*Work to complete*
Each record below must be returned exactly as shown.

[Begin Input for this task]

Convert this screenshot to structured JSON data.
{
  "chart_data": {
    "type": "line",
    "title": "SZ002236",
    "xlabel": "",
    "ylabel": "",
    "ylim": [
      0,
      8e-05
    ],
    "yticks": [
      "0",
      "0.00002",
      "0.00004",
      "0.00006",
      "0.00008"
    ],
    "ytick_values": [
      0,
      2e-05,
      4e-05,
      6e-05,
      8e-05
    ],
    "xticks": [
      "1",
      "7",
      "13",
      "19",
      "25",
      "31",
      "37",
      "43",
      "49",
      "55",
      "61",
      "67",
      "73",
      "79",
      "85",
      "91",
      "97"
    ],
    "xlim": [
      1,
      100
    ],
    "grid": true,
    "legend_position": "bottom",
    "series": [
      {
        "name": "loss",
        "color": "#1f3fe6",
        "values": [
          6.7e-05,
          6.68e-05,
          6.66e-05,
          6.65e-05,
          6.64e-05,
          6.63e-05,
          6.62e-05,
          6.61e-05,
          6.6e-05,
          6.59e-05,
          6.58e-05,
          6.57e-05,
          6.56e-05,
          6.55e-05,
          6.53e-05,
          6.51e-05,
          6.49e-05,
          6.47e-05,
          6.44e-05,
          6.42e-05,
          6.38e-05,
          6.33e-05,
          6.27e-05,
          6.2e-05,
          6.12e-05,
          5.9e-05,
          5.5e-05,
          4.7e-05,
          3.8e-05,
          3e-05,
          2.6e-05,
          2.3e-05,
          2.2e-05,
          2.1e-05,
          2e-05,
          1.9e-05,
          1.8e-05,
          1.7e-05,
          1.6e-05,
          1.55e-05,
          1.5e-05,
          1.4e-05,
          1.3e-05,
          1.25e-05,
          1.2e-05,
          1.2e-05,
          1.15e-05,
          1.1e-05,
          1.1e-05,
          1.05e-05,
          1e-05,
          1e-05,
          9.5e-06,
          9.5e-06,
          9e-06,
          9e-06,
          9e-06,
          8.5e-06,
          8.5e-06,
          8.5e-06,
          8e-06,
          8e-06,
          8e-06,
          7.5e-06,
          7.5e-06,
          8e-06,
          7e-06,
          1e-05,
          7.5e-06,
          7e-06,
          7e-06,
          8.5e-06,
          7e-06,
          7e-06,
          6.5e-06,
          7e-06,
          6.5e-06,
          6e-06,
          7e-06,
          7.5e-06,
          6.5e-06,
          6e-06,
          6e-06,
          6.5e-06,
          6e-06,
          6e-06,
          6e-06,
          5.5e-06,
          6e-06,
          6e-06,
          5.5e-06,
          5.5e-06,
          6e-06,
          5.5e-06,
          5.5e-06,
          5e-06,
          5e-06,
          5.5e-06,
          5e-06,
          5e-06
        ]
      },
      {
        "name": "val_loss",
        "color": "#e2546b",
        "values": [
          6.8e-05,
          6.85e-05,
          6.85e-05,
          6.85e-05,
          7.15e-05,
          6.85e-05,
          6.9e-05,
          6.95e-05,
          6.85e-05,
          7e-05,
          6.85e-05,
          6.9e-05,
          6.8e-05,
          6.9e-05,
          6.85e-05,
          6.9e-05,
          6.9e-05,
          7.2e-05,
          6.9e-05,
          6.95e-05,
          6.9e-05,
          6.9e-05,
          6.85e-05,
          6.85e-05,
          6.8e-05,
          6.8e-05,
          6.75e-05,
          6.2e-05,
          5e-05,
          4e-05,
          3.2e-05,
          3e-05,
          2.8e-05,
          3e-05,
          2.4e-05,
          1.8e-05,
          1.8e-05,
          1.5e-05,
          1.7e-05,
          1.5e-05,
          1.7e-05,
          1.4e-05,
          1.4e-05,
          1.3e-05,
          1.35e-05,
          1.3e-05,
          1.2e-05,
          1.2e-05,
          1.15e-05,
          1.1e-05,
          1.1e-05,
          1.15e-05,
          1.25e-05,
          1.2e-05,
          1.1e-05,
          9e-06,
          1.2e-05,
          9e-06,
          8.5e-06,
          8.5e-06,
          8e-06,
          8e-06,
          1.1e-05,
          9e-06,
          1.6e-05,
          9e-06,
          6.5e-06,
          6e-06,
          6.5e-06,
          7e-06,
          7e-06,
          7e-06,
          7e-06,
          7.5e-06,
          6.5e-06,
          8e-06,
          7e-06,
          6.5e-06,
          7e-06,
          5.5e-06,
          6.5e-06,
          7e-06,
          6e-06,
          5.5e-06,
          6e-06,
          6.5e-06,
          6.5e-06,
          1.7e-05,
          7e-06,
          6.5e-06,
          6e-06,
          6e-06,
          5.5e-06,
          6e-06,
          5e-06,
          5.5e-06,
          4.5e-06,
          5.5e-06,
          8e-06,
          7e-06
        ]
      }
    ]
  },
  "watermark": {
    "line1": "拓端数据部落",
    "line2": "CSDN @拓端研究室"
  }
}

[End Input for this task]

*Output for this exercise*
Convert this screenshot to structured JSON data.
{
  "chart_data": {
    "type": "line",
    "title": "SZ002236",
    "xlabel": "",
    "ylabel": "",
    "ylim": [
      0,
      8e-05
    ],
    "yticks": [
      "0",
      "0.00002",
      "0.00004",
      "0.00006",
      "0.00008"
    ],
    "ytick_values": [
      0,
      2e-05,
      4e-05,
      6e-05,
      8e-05
    ],
    "xticks": [
      "1",
      "7",
      "13",
      "19",
      "25",
      "31",
      "37",
      "43",
      "49",
      "55",
      "61",
      "67",
      "73",
      "79",
      "85",
      "91",
      "97"
    ],
    "xlim": [
      1,
      100
    ],
    "grid": true,
    "legend_position": "bottom",
    "series": [
      {
        "name": "loss",
        "color": "#1f3fe6",
        "values": [
          6.7e-05,
          6.68e-05,
          6.66e-05,
          6.65e-05,
          6.64e-05,
          6.63e-05,
          6.62e-05,
          6.61e-05,
          6.6e-05,
          6.59e-05,
          6.58e-05,
          6.57e-05,
          6.56e-05,
          6.55e-05,
          6.53e-05,
          6.51e-05,
          6.49e-05,
          6.47e-05,
          6.44e-05,
          6.42e-05,
          6.38e-05,
          6.33e-05,
          6.27e-05,
          6.2e-05,
          6.12e-05,
          5.9e-05,
          5.5e-05,
          4.7e-05,
          3.8e-05,
          3e-05,
          2.6e-05,
          2.3e-05,
          2.2e-05,
          2.1e-05,
          2e-05,
          1.9e-05,
          1.8e-05,
          1.7e-05,
          1.6e-05,
          1.55e-05,
          1.5e-05,
          1.4e-05,
          1.3e-05,
          1.25e-05,
          1.2e-05,
          1.2e-05,
          1.15e-05,
          1.1e-05,
          1.1e-05,
          1.05e-05,
          1e-05,
          1e-05,
          9.5e-06,
          9.5e-06,
          9e-06,
          9e-06,
          9e-06,
          8.5e-06,
          8.5e-06,
          8.5e-06,
          8e-06,
          8e-06,
          8e-06,
          7.5e-06,
          7.5e-06,
          8e-06,
          7e-06,
          1e-05,
          7.5e-06,
          7e-06,
          7e-06,
          8.5e-06,
          7e-06,
          7e-06,
          6.5e-06,
          7e-06,
          6.5e-06,
          6e-06,
          7e-06,
          7.5e-06,
          6.5e-06,
          6e-06,
          6e-06,
          6.5e-06,
          6e-06,
          6e-06,
          6e-06,
          5.5e-06,
          6e-06,
          6e-06,
          5.5e-06,
          5.5e-06,
          6e-06,
          5.5e-06,
          5.5e-06,
          5e-06,
          5e-06,
          5.5e-06,
          5e-06,
          5e-06
        ]
      },
      {
        "name": "val_loss",
        "color": "#e2546b",
        "values": [
          6.8e-05,
          6.85e-05,
          6.85e-05,
          6.85e-05,
          7.15e-05,
          6.85e-05,
          6.9e-05,
          6.95e-05,
          6.85e-05,
          7e-05,
          6.85e-05,
          6.9e-05,
          6.8e-05,
          6.9e-05,
          6.85e-05,
          6.9e-05,
          6.9e-05,
          7.2e-05,
          6.9e-05,
          6.95e-05,
          6.9e-05,
          6.9e-05,
          6.85e-05,
          6.85e-05,
          6.8e-05,
          6.8e-05,
          6.75e-05,
          6.2e-05,
          5e-05,
          4e-05,
          3.2e-05,
          3e-05,
          2.8e-05,
          3e-05,
          2.4e-05,
          1.8e-05,
          1.8e-05,
          1.5e-05,
          1.7e-05,
          1.5e-05,
          1.7e-05,
          1.4e-05,
          1.4e-05,
          1.3e-05,
          1.35e-05,
          1.3e-05,
          1.2e-05,
          1.2e-05,
          1.15e-05,
          1.1e-05,
          1.1e-05,
          1.15e-05,
          1.25e-05,
          1.2e-05,
          1.1e-05,
          9e-06,
          1.2e-05,
          9e-06,
          8.5e-06,
          8.5e-06,
          8e-06,
          8e-06,
          1.1e-05,
          9e-06,
          1.6e-05,
          9e-06,
          6.5e-06,
          6e-06,
          6.5e-06,
          7e-06,
          7e-06,
          7e-06,
          7e-06,
          7.5e-06,
          6.5e-06,
          8e-06,
          7e-06,
          6.5e-06,
          7e-06,
          5.5e-06,
          6.5e-06,
          7e-06,
          6e-06,
          5.5e-06,
          6e-06,
          6.5e-06,
          6.5e-06,
          1.7e-05,
          7e-06,
          6.5e-06,
          6e-06,
          6e-06,
          5.5e-06,
          6e-06,
          5e-06,
          5.5e-06,
          4.5e-06,
          5.5e-06,
          8e-06,
          7e-06
        ]
      }
    ]
  },
  "watermark": {
    "line1": "拓端数据部落",
    "line2": "CSDN @拓端研究室"
  }
}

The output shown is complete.